LISTING:

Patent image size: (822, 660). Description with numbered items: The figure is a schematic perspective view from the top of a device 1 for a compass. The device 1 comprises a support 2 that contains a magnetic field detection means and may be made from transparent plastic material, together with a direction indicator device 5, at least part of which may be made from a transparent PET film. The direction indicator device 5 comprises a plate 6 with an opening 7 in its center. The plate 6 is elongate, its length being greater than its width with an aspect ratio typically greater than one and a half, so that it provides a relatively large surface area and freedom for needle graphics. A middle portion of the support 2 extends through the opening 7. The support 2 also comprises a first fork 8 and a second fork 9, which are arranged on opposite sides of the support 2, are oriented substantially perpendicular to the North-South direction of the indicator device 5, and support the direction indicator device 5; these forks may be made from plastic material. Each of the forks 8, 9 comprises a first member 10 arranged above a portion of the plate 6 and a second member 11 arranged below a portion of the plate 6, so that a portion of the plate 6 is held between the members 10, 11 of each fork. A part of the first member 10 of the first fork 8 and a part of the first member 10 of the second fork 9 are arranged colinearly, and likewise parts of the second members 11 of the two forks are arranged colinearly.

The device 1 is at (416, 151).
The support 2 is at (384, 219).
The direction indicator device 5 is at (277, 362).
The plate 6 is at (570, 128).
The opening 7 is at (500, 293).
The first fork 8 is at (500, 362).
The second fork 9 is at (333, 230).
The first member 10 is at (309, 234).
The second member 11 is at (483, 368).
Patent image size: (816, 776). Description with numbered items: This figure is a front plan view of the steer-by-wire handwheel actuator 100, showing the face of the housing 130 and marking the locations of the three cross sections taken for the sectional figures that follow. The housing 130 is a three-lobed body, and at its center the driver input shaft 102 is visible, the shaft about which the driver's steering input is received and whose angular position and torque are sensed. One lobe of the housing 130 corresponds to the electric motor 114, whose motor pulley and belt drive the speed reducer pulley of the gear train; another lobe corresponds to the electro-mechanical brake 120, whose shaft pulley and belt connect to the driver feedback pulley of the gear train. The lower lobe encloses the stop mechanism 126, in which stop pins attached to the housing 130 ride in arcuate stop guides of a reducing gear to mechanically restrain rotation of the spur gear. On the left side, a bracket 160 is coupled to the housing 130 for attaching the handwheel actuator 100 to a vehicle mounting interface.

REQUIRED TASK: Can you update the items above by changing "Patent image size" to "Drawing dimensions" wherever it occurs and reproduce them with everything else untouched?

WRITTEN SOLUTION:
Drawing dimensions: (822, 660). Description with numbered items: The figure is a schematic perspective view from the top of a device 1 for a compass. The device 1 comprises a support 2 that contains a magnetic field detection means and may be made from transparent plastic material, together with a direction indicator device 5, at least part of which may be made from a transparent PET film. The direction indicator device 5 comprises a plate 6 with an opening 7 in its center. The plate 6 is elongate, its length being greater than its width with an aspect ratio typically greater than one and a half, so that it provides a relatively large surface area and freedom for needle graphics. A middle portion of the support 2 extends through the opening 7. The support 2 also comprises a first fork 8 and a second fork 9, which are arranged on opposite sides of the support 2, are oriented substantially perpendicular to the North-South direction of the indicator device 5, and support the direction indicator device 5; these forks may be made from plastic material. Each of the forks 8, 9 comprises a first member 10 arranged above a portion of the plate 6 and a second member 11 arranged below a portion of the plate 6, so that a portion of the plate 6 is held between the members 10, 11 of each fork. A part of the first member 10 of the first fork 8 and a part of the first member 10 of the second fork 9 are arranged colinearly, and likewise parts of the second members 11 of the two forks are arranged colinearly.

The device 1 is at (416, 151).
The support 2 is at (384, 219).
The direction indicator device 5 is at (277, 362).
The plate 6 is at (570, 128).
The opening 7 is at (500, 293).
The first fork 8 is at (500, 362).
The second fork 9 is at (333, 230).
The first member 10 is at (309, 234).
The second member 11 is at (483, 368).
Drawing dimensions: (816, 776). Description with numbered items: This figure is a front plan view of the steer-by-wire handwheel actuator 100, showing the face of the housing 130 and marking the locations of the three cross sections taken for the sectional figures that follow. The housing 130 is a three-lobed body, and at its center the driver input shaft 102 is visible, the shaft about which the driver's steering input is received and whose angular position and torque are sensed. One lobe of the housing 130 corresponds to the electric motor 114, whose motor pulley and belt drive the speed reducer pulley of the gear train; another lobe corresponds to the electro-mechanical brake 120, whose shaft pulley and belt connect to the driver feedback pulley of the gear train. The lower lobe encloses the stop mechanism 126, in which stop pins attached to the housing 130 ride in arcuate stop guides of a reducing gear to mechanically restrain rotation of the spur gear. On the left side, a bracket 160 is coupled to the housing 130 for attaching the handwheel actuator 100 to a vehicle mounting interface.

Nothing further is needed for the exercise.